Rewrite the part of the Gauss's law explanation that begins with the words containing "It states that" and ends with "free space (\(\epsilon_0\)).", renaming "permittivity of free space" to "vacuum permittivity".

* BEGIN Selected extract *

The Correct Option is C

Solution and Explanation

Step 1: Understanding the Concept:
Electric flux through a closed surface is a measure of the total number of electric field lines passing through that surface.
Gauss's Law provides a powerful way to calculate this flux without performing complex surface integrals.
It states that the net flux (\(\Phi\)) through any closed Gaussian surface is equal to the net charge enclosed by the surface (\(q_{enclosed}\)) divided by the permittivity of free space (\(\epsilon_0\)).
Crucially, charges located outside the surface contribute zero to the net flux, as any field lines entering the volume from an external charge must also leave it.
The shape or size of the surface does not matter, as long as it is closed; only the magnitude and sign of the internal charges determine the flux.

* END Selected extract *
* BEGIN Given information *

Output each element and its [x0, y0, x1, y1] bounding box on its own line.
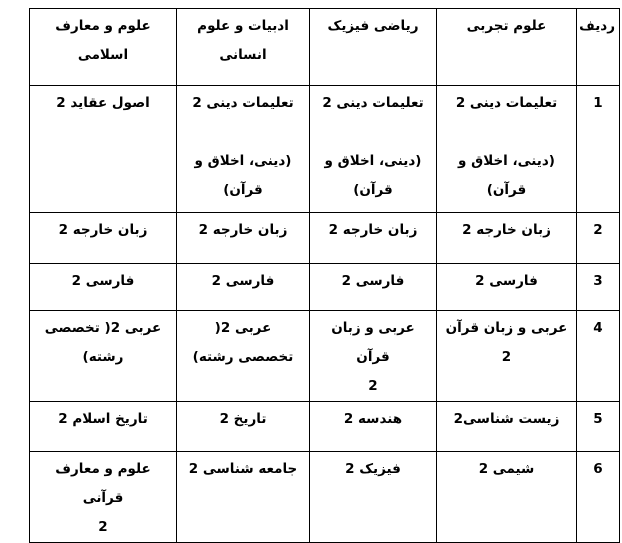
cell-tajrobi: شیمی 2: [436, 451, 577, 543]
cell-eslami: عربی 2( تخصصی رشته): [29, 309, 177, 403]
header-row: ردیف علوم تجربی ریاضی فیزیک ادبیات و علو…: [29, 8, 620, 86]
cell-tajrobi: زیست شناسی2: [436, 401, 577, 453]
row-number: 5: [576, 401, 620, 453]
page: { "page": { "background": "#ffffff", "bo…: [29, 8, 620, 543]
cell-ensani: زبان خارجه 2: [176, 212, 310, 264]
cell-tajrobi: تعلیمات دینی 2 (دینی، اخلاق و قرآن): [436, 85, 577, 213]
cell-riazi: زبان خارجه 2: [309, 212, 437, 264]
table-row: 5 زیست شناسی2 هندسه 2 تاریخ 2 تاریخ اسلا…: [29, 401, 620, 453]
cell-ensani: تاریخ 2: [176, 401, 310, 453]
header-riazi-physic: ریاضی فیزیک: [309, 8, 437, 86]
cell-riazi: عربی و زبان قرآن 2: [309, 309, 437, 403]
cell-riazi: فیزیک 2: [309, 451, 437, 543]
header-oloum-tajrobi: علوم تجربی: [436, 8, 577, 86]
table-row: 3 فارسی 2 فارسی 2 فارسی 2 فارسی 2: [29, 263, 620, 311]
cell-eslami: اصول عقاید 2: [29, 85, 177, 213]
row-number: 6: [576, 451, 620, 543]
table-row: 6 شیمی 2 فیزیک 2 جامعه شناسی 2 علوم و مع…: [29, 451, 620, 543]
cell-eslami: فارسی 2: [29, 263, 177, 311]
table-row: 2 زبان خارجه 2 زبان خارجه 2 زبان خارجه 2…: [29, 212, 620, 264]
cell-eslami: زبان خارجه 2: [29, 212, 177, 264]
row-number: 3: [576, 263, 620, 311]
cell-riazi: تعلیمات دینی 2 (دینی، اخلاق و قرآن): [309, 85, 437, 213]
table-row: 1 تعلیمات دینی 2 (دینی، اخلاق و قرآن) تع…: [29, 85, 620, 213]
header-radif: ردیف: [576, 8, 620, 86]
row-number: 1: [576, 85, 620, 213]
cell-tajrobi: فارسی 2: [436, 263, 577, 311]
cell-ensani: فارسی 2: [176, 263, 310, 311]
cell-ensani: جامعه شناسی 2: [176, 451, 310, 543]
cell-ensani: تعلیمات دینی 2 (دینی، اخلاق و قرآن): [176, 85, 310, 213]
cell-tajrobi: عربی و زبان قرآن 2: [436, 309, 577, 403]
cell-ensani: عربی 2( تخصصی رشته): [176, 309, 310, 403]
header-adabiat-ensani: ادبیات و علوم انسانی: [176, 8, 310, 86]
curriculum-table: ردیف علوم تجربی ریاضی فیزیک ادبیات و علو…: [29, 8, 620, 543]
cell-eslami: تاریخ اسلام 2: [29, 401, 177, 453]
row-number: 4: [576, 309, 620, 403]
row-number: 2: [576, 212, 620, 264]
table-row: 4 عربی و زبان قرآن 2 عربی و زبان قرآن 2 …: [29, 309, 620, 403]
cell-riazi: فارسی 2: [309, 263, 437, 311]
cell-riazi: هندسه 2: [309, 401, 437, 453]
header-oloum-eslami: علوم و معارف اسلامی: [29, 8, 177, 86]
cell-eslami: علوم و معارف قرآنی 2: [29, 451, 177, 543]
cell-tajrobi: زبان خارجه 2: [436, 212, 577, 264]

* END Given information *
* BEGIN Given information *

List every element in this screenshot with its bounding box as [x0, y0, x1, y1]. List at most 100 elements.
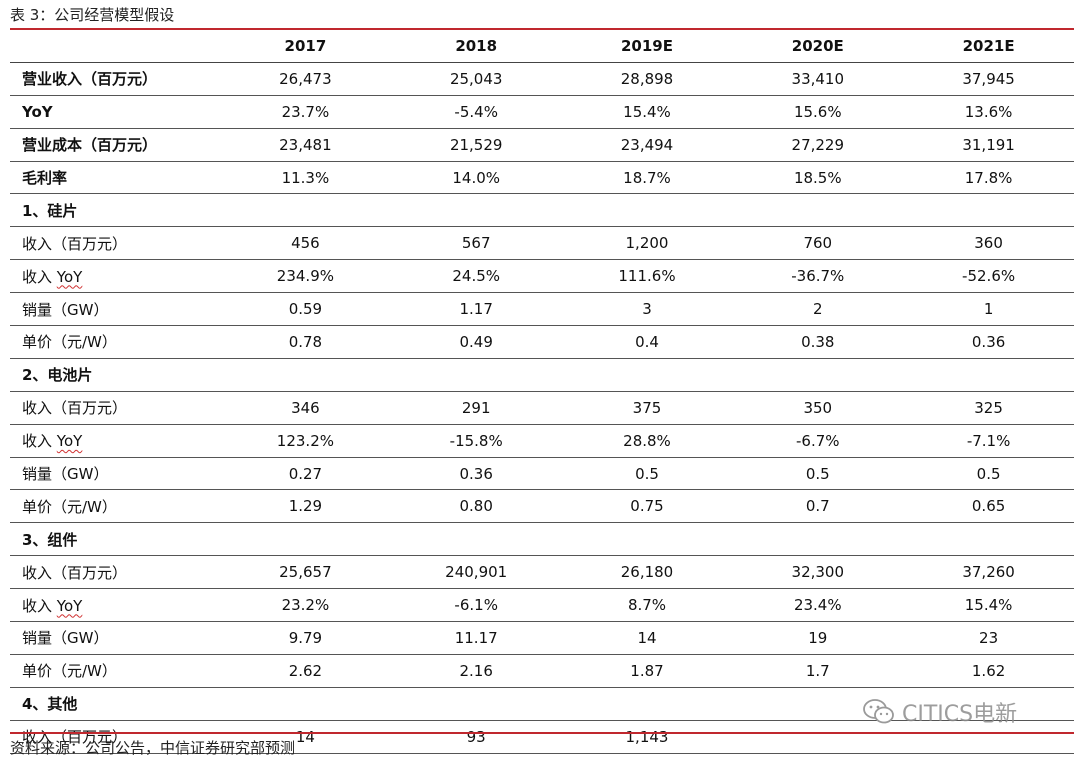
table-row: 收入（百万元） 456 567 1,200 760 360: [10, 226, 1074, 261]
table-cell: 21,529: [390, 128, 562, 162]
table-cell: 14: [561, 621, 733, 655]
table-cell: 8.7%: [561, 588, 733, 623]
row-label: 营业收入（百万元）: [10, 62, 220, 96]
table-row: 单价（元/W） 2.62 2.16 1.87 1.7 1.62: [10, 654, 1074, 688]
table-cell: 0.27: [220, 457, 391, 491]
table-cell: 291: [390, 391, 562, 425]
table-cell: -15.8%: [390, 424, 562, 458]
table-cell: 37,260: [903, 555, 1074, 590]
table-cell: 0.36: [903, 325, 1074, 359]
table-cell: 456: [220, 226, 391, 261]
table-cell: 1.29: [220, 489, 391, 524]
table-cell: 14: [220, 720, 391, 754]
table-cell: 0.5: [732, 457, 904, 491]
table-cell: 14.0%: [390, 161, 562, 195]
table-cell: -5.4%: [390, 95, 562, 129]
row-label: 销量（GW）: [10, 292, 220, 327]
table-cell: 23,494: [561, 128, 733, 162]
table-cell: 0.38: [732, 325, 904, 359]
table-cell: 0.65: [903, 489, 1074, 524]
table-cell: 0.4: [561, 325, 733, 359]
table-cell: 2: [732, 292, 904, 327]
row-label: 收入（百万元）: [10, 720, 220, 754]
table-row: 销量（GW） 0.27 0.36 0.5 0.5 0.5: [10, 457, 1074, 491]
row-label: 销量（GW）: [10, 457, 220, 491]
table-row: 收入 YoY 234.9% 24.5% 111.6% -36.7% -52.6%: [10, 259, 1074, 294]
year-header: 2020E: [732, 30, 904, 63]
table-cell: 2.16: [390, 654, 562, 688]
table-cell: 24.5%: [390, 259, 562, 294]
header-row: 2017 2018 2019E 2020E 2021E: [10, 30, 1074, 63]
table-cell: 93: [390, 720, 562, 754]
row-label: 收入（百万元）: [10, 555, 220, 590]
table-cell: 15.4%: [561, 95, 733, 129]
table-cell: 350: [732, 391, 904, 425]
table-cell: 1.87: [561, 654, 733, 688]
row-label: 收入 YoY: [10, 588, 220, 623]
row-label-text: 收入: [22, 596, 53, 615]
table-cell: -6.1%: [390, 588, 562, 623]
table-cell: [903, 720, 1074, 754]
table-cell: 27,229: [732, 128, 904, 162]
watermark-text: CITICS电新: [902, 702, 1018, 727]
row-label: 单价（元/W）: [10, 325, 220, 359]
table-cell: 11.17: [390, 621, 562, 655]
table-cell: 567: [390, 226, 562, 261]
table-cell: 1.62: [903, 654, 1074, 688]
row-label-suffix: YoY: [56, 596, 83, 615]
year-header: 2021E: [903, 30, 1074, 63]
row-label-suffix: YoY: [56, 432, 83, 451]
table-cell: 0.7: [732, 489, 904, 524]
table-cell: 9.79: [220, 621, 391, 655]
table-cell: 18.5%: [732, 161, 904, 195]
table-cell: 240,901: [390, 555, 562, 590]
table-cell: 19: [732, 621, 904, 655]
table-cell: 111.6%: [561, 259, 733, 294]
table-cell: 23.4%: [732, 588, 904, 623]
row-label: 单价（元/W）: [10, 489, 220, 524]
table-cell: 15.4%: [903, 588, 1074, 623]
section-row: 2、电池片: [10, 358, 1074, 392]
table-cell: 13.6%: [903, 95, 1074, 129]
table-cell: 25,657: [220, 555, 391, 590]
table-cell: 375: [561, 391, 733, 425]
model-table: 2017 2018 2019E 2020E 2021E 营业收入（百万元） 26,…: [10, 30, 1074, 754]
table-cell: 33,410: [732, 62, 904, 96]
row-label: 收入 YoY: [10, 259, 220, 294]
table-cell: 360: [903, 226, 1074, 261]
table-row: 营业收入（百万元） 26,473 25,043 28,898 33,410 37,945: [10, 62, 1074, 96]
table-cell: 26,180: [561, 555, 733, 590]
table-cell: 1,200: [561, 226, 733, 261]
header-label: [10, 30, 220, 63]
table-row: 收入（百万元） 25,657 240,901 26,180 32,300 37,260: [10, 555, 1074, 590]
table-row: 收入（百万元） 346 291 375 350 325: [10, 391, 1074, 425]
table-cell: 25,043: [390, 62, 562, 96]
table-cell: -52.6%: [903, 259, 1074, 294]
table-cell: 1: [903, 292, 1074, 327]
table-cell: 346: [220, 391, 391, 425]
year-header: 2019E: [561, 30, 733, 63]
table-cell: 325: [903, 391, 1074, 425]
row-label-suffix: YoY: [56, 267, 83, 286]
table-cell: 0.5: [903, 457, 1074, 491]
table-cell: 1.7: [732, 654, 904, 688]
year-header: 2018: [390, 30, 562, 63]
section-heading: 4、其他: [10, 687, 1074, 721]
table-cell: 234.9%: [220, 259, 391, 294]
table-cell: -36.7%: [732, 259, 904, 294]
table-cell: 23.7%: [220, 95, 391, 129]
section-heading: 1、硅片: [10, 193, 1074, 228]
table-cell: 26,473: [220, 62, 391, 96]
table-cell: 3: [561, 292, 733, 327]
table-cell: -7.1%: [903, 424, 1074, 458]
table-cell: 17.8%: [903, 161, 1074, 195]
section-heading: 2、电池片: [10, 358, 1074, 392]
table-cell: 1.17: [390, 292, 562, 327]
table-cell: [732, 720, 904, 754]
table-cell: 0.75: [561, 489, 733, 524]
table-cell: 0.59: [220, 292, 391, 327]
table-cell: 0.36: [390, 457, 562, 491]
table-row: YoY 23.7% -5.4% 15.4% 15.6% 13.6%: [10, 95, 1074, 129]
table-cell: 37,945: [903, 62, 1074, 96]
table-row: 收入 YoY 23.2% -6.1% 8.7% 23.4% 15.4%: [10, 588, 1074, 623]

* END Given information *

> _Written answer_:
It states that the net flux (\(\Phi\)) through any closed Gaussian surface is equal to the net charge enclosed by the surface (\(q_{enclosed}\)) divided by the vacuum permittivity (\(\epsilon_0\)).